*RECORDS TO PROCESS*
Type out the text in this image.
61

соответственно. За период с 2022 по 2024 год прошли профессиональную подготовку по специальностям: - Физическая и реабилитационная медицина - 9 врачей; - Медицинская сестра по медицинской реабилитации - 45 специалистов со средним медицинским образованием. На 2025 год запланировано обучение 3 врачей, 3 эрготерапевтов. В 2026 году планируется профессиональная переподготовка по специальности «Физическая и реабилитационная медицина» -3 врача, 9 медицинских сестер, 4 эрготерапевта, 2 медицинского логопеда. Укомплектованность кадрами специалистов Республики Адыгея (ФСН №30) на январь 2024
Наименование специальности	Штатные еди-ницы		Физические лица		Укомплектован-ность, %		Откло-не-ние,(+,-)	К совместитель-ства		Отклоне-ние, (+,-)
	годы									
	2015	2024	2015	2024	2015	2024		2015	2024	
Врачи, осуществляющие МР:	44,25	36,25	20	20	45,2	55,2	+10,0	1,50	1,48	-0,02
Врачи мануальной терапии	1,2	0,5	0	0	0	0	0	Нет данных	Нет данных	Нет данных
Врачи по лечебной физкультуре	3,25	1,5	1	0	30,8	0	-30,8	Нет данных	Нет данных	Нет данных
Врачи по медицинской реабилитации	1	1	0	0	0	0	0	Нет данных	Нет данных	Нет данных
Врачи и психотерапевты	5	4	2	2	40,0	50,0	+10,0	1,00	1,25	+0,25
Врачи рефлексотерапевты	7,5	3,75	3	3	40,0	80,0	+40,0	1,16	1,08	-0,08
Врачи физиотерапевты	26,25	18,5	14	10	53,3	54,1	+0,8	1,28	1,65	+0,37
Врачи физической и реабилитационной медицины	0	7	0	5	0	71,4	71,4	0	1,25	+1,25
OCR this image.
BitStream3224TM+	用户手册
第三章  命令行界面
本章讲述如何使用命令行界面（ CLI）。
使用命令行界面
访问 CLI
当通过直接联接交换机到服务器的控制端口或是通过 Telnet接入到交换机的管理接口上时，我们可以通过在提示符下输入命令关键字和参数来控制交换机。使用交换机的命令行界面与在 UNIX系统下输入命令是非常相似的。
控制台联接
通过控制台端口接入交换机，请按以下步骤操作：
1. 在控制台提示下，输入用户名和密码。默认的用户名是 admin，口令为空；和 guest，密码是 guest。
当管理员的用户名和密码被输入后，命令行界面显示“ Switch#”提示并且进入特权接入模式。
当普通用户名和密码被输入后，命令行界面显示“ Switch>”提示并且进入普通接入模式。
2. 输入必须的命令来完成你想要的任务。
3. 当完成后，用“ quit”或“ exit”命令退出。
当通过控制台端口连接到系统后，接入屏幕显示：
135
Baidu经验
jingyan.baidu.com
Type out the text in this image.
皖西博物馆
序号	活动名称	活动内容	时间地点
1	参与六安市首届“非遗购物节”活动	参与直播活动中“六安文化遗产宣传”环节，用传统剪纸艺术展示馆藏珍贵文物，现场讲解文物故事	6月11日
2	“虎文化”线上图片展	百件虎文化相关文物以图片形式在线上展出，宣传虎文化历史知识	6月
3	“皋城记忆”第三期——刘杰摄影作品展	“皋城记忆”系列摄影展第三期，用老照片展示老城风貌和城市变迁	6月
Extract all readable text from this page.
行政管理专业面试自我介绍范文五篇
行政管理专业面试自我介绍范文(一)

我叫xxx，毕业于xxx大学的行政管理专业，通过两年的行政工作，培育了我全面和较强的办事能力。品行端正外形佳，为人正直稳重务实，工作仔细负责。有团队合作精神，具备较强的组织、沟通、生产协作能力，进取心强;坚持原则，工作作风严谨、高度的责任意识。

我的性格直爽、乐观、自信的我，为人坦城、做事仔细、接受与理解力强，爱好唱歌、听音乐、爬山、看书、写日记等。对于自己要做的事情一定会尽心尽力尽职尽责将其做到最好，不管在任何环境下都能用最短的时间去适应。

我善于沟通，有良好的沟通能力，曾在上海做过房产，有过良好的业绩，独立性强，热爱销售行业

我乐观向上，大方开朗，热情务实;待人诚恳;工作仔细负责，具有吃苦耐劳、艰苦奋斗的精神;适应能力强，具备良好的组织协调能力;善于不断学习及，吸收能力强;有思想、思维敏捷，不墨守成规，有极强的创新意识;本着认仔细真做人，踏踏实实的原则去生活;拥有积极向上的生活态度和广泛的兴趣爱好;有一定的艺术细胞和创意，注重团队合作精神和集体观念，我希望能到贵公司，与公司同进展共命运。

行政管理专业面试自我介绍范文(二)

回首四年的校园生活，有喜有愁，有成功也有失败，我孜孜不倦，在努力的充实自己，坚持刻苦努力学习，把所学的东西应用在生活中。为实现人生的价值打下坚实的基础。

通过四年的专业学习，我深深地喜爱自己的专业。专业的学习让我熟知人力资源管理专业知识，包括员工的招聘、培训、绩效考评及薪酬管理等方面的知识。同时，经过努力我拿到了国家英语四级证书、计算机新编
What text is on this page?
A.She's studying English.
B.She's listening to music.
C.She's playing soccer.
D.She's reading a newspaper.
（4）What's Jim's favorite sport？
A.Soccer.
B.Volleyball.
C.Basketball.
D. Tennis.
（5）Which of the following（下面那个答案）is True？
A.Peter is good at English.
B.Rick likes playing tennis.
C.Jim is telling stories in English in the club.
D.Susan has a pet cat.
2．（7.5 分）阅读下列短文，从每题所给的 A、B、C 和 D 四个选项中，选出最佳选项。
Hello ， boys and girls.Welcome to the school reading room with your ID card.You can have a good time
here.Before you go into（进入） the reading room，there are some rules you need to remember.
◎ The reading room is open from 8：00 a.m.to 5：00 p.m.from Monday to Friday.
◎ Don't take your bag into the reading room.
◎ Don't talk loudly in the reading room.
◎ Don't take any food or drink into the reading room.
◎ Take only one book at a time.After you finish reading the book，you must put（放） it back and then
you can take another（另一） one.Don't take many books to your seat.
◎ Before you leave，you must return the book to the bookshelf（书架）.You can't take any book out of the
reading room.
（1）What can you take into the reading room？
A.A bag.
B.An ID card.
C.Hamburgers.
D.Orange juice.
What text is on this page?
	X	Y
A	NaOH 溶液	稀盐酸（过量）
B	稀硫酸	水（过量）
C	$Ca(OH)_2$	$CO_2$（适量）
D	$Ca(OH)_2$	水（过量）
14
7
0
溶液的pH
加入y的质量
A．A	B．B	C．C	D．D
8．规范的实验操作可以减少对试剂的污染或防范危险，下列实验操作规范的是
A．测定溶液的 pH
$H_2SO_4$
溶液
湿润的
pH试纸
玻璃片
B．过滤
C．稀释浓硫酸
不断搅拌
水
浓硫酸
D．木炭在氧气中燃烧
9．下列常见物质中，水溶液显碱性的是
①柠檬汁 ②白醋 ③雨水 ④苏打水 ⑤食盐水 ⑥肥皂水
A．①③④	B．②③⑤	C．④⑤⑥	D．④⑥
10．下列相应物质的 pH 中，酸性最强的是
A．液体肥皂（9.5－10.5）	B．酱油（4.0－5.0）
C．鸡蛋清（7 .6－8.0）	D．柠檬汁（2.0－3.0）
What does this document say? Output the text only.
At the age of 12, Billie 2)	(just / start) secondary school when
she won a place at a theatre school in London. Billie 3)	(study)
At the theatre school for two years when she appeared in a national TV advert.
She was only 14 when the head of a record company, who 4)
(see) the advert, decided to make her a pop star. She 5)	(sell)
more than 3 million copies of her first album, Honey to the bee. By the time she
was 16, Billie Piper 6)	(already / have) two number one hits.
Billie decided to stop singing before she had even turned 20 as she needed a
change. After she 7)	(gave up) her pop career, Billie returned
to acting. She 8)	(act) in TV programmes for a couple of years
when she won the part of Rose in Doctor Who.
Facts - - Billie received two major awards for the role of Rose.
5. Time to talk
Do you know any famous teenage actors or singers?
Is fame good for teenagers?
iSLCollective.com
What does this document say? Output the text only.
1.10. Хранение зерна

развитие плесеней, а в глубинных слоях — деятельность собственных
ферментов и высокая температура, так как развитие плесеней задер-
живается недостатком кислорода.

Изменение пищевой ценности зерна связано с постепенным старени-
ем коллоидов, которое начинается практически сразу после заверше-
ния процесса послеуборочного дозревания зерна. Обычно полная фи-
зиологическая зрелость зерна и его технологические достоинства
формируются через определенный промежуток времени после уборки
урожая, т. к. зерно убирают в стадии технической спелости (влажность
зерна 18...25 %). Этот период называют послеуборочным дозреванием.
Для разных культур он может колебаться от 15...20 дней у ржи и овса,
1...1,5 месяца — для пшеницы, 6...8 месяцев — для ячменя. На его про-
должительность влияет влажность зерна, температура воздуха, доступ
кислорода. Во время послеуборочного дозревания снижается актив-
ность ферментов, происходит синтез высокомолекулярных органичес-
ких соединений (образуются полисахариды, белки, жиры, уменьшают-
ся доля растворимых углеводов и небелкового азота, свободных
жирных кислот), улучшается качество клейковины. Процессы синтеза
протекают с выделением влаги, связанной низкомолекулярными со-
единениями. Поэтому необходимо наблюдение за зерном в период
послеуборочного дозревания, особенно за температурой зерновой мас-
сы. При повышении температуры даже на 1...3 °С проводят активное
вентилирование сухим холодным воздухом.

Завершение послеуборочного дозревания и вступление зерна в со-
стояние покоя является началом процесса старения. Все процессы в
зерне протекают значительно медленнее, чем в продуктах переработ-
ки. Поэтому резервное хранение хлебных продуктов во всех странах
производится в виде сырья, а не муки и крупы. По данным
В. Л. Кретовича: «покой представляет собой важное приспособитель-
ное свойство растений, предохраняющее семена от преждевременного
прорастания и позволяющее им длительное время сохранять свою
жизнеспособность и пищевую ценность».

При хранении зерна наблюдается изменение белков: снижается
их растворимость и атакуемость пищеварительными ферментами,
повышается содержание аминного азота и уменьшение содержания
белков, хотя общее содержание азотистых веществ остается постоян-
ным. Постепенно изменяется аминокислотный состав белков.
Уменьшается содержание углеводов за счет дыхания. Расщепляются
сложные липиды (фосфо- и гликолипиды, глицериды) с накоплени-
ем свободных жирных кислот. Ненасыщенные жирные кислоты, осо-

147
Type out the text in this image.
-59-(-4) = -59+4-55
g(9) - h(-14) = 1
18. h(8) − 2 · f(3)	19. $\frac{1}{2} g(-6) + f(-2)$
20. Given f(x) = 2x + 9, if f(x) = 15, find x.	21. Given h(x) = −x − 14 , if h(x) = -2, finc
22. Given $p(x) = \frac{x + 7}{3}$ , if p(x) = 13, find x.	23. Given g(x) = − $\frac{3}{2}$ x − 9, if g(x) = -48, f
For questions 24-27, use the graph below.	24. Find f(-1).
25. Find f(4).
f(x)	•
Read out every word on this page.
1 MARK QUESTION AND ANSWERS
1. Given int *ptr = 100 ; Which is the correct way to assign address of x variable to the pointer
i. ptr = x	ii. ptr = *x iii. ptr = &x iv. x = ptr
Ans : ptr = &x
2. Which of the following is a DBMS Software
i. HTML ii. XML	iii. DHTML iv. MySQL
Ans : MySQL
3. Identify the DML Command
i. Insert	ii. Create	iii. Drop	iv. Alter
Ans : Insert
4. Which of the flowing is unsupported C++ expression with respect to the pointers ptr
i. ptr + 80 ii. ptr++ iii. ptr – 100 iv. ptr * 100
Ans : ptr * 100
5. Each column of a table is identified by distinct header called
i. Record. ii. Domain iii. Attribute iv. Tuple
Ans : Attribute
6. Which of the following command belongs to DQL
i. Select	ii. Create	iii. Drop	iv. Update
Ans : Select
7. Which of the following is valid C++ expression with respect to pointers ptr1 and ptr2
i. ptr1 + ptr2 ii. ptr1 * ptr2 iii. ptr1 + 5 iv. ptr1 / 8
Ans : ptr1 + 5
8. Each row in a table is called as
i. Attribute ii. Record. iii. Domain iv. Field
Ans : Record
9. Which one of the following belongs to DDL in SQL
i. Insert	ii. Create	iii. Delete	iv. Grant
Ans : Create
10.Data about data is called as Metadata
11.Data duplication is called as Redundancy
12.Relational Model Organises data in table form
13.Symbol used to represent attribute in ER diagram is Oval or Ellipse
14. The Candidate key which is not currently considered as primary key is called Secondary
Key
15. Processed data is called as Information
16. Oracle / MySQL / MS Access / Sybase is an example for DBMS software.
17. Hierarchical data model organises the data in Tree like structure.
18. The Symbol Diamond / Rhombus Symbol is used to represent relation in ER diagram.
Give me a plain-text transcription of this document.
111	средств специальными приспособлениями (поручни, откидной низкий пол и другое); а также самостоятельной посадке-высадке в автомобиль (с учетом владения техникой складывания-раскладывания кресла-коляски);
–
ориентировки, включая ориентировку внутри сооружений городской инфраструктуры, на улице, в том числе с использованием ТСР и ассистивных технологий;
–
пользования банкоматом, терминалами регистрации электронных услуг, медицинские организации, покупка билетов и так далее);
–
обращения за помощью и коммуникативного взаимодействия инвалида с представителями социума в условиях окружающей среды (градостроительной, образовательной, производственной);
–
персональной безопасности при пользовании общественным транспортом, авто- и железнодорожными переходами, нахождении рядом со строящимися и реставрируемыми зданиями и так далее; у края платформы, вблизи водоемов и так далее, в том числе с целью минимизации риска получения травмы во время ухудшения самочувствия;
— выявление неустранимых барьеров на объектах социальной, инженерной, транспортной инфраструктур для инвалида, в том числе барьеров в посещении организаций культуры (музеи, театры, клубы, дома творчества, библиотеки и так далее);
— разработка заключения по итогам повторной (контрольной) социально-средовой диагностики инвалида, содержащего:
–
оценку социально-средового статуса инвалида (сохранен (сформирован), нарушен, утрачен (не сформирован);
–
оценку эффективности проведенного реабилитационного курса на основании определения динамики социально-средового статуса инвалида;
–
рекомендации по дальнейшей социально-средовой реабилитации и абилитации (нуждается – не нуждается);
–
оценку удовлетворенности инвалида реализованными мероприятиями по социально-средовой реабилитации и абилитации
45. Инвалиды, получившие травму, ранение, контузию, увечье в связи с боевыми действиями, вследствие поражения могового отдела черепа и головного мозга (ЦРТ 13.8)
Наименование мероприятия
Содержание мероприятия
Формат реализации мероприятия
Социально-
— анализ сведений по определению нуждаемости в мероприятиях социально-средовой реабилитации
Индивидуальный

*EXERCISE DESCRIPTION*
Among the entries, how many lines include the word "данных"? Answer with a single number and nothing further.

*ANSWER TO THE TASK*
3